Dataset rows -
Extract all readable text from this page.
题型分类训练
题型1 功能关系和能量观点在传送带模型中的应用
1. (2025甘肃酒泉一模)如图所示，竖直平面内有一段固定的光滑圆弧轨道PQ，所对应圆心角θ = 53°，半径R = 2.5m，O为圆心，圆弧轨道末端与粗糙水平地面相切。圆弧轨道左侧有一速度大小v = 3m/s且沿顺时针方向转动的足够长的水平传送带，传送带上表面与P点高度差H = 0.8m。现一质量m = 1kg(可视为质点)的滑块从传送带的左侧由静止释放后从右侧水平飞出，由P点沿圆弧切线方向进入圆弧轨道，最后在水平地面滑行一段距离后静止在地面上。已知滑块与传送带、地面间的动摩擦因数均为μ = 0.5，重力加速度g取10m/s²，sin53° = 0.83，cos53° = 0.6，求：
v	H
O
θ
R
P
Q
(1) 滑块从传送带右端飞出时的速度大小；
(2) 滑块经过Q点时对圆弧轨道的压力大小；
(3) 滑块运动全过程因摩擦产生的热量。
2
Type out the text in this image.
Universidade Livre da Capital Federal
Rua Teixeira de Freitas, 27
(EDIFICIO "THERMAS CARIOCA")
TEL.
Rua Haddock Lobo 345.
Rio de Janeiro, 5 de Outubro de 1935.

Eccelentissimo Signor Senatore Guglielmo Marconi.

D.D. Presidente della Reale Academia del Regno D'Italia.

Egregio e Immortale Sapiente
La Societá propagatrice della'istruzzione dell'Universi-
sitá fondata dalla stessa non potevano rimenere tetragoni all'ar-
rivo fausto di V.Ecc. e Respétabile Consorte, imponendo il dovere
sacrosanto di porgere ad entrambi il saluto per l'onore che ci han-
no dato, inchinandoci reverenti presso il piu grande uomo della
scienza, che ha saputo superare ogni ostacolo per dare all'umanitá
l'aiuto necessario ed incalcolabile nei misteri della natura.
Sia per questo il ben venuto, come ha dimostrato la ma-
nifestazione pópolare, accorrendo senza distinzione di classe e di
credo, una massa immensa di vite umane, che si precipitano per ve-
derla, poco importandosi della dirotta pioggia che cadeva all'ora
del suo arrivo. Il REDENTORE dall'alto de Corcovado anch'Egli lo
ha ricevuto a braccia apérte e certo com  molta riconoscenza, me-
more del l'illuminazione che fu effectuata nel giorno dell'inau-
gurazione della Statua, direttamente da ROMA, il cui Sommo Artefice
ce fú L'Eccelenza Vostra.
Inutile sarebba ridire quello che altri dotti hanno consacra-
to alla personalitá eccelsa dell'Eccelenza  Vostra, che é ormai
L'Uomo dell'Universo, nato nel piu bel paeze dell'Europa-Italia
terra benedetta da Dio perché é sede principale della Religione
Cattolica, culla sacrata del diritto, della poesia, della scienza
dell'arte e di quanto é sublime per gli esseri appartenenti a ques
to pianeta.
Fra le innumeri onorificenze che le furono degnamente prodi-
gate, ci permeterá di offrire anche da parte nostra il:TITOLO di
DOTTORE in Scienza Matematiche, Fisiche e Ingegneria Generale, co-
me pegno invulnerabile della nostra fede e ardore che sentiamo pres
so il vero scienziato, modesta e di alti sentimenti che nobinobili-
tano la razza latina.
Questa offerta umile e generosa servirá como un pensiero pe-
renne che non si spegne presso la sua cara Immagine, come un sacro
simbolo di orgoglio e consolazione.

What the task asks - Gather up the lines that contain the word "come".

Task result -
Sia per questo il ben venuto, come ha dimostrato la ma-
renne che non si spegne presso la sua cara Immagine, come un sacro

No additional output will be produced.